### [Aim of the exercise]
Every record that follows should be printed verbatim.

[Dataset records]
+++

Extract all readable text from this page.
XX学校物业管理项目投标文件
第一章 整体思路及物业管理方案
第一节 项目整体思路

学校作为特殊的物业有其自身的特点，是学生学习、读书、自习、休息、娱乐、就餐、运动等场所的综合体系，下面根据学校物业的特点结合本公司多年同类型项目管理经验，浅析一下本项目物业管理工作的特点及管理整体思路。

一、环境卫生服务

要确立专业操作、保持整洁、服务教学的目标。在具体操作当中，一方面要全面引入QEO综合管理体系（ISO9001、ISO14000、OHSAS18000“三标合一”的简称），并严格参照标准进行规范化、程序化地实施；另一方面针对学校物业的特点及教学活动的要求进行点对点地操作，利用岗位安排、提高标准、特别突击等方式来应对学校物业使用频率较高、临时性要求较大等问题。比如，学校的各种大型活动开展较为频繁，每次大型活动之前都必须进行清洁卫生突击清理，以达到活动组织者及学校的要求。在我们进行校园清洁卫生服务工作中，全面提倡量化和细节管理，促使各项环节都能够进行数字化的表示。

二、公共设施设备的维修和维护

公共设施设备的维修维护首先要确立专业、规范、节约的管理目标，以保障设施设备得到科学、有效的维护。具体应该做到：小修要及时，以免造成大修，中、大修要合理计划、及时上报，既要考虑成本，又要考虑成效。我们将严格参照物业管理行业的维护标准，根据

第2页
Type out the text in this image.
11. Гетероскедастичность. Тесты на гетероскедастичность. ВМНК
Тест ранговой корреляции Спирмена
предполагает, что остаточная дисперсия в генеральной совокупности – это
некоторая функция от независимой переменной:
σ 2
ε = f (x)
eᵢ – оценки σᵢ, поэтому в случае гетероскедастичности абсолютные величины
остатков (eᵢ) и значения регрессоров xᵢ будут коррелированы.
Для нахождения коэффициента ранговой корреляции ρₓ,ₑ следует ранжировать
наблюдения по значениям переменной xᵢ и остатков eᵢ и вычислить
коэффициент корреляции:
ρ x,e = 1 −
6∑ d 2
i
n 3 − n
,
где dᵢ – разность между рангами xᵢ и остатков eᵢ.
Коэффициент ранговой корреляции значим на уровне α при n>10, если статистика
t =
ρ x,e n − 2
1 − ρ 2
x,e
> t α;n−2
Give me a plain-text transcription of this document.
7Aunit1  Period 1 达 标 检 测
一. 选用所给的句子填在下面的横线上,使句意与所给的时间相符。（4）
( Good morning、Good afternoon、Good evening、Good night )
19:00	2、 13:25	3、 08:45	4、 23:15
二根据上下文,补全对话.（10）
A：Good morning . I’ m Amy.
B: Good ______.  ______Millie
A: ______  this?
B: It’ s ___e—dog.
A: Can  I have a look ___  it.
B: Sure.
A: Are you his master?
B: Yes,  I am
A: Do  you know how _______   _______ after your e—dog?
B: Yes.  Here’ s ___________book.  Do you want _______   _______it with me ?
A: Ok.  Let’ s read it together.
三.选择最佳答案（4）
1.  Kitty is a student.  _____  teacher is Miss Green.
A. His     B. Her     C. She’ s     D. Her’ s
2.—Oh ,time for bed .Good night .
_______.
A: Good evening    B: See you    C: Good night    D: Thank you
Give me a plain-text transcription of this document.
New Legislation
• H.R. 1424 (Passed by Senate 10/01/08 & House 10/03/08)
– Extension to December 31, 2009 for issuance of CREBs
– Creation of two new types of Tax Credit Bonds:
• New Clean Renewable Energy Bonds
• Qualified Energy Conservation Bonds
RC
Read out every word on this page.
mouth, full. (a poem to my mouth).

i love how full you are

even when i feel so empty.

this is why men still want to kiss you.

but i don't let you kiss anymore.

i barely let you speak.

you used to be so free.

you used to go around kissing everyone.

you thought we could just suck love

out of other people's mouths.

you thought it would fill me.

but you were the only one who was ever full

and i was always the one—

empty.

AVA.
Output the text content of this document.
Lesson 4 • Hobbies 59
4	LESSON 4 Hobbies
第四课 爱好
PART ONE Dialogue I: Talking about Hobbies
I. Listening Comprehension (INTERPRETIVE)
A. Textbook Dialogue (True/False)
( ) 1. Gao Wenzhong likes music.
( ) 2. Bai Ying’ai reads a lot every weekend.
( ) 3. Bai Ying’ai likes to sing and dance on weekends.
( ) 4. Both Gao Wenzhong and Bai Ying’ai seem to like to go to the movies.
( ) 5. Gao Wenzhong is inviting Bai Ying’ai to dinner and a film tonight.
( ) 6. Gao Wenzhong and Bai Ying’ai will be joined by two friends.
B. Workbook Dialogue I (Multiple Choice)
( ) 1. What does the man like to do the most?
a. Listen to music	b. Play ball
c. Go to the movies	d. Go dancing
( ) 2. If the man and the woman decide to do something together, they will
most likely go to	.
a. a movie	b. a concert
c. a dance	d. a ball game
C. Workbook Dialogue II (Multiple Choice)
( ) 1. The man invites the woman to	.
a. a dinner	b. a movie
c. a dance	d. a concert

+++

### [Expected answer]
Extract all readable text from this page.
XX学校物业管理项目投标文件
第一章 整体思路及物业管理方案
第一节 项目整体思路

学校作为特殊的物业有其自身的特点，是学生学习、读书、自习、休息、娱乐、就餐、运动等场所的综合体系，下面根据学校物业的特点结合本公司多年同类型项目管理经验，浅析一下本项目物业管理工作的特点及管理整体思路。

一、环境卫生服务

要确立专业操作、保持整洁、服务教学的目标。在具体操作当中，一方面要全面引入QEO综合管理体系（ISO9001、ISO14000、OHSAS18000“三标合一”的简称），并严格参照标准进行规范化、程序化地实施；另一方面针对学校物业的特点及教学活动的要求进行点对点地操作，利用岗位安排、提高标准、特别突击等方式来应对学校物业使用频率较高、临时性要求较大等问题。比如，学校的各种大型活动开展较为频繁，每次大型活动之前都必须进行清洁卫生突击清理，以达到活动组织者及学校的要求。在我们进行校园清洁卫生服务工作中，全面提倡量化和细节管理，促使各项环节都能够进行数字化的表示。

二、公共设施设备的维修和维护

公共设施设备的维修维护首先要确立专业、规范、节约的管理目标，以保障设施设备得到科学、有效的维护。具体应该做到：小修要及时，以免造成大修，中、大修要合理计划、及时上报，既要考虑成本，又要考虑成效。我们将严格参照物业管理行业的维护标准，根据

第2页
Type out the text in this image.
11. Гетероскедастичность. Тесты на гетероскедастичность. ВМНК
Тест ранговой корреляции Спирмена
предполагает, что остаточная дисперсия в генеральной совокупности – это
некоторая функция от независимой переменной:
σ 2
ε = f (x)
eᵢ – оценки σᵢ, поэтому в случае гетероскедастичности абсолютные величины
остатков (eᵢ) и значения регрессоров xᵢ будут коррелированы.
Для нахождения коэффициента ранговой корреляции ρₓ,ₑ следует ранжировать
наблюдения по значениям переменной xᵢ и остатков eᵢ и вычислить
коэффициент корреляции:
ρ x,e = 1 −
6∑ d 2
i
n 3 − n
,
где dᵢ – разность между рангами xᵢ и остатков eᵢ.
Коэффициент ранговой корреляции значим на уровне α при n>10, если статистика
t =
ρ x,e n − 2
1 − ρ 2
x,e
> t α;n−2
Give me a plain-text transcription of this document.
7Aunit1  Period 1 达 标 检 测
一. 选用所给的句子填在下面的横线上,使句意与所给的时间相符。（4）
( Good morning、Good afternoon、Good evening、Good night )
19:00	2、 13:25	3、 08:45	4、 23:15
二根据上下文,补全对话.（10）
A：Good morning . I’ m Amy.
B: Good ______.  ______Millie
A: ______  this?
B: It’ s ___e—dog.
A: Can  I have a look ___  it.
B: Sure.
A: Are you his master?
B: Yes,  I am
A: Do  you know how _______   _______ after your e—dog?
B: Yes.  Here’ s ___________book.  Do you want _______   _______it with me ?
A: Ok.  Let’ s read it together.
三.选择最佳答案（4）
1.  Kitty is a student.  _____  teacher is Miss Green.
A. His     B. Her     C. She’ s     D. Her’ s
2.—Oh ,time for bed .Good night .
_______.
A: Good evening    B: See you    C: Good night    D: Thank you
Give me a plain-text transcription of this document.
New Legislation
• H.R. 1424 (Passed by Senate 10/01/08 & House 10/03/08)
– Extension to December 31, 2009 for issuance of CREBs
– Creation of two new types of Tax Credit Bonds:
• New Clean Renewable Energy Bonds
• Qualified Energy Conservation Bonds
RC
Read out every word on this page.
mouth, full. (a poem to my mouth).

i love how full you are

even when i feel so empty.

this is why men still want to kiss you.

but i don't let you kiss anymore.

i barely let you speak.

you used to be so free.

you used to go around kissing everyone.

you thought we could just suck love

out of other people's mouths.

you thought it would fill me.

but you were the only one who was ever full

and i was always the one—

empty.

AVA.
Output the text content of this document.
Lesson 4 • Hobbies 59
4	LESSON 4 Hobbies
第四课 爱好
PART ONE Dialogue I: Talking about Hobbies
I. Listening Comprehension (INTERPRETIVE)
A. Textbook Dialogue (True/False)
( ) 1. Gao Wenzhong likes music.
( ) 2. Bai Ying’ai reads a lot every weekend.
( ) 3. Bai Ying’ai likes to sing and dance on weekends.
( ) 4. Both Gao Wenzhong and Bai Ying’ai seem to like to go to the movies.
( ) 5. Gao Wenzhong is inviting Bai Ying’ai to dinner and a film tonight.
( ) 6. Gao Wenzhong and Bai Ying’ai will be joined by two friends.
B. Workbook Dialogue I (Multiple Choice)
( ) 1. What does the man like to do the most?
a. Listen to music	b. Play ball
c. Go to the movies	d. Go dancing
( ) 2. If the man and the woman decide to do something together, they will
most likely go to	.
a. a movie	b. a concert
c. a dance	d. a ball game
C. Workbook Dialogue II (Multiple Choice)
( ) 1. The man invites the woman to	.
a. a dinner	b. a movie
c. a dance	d. a concert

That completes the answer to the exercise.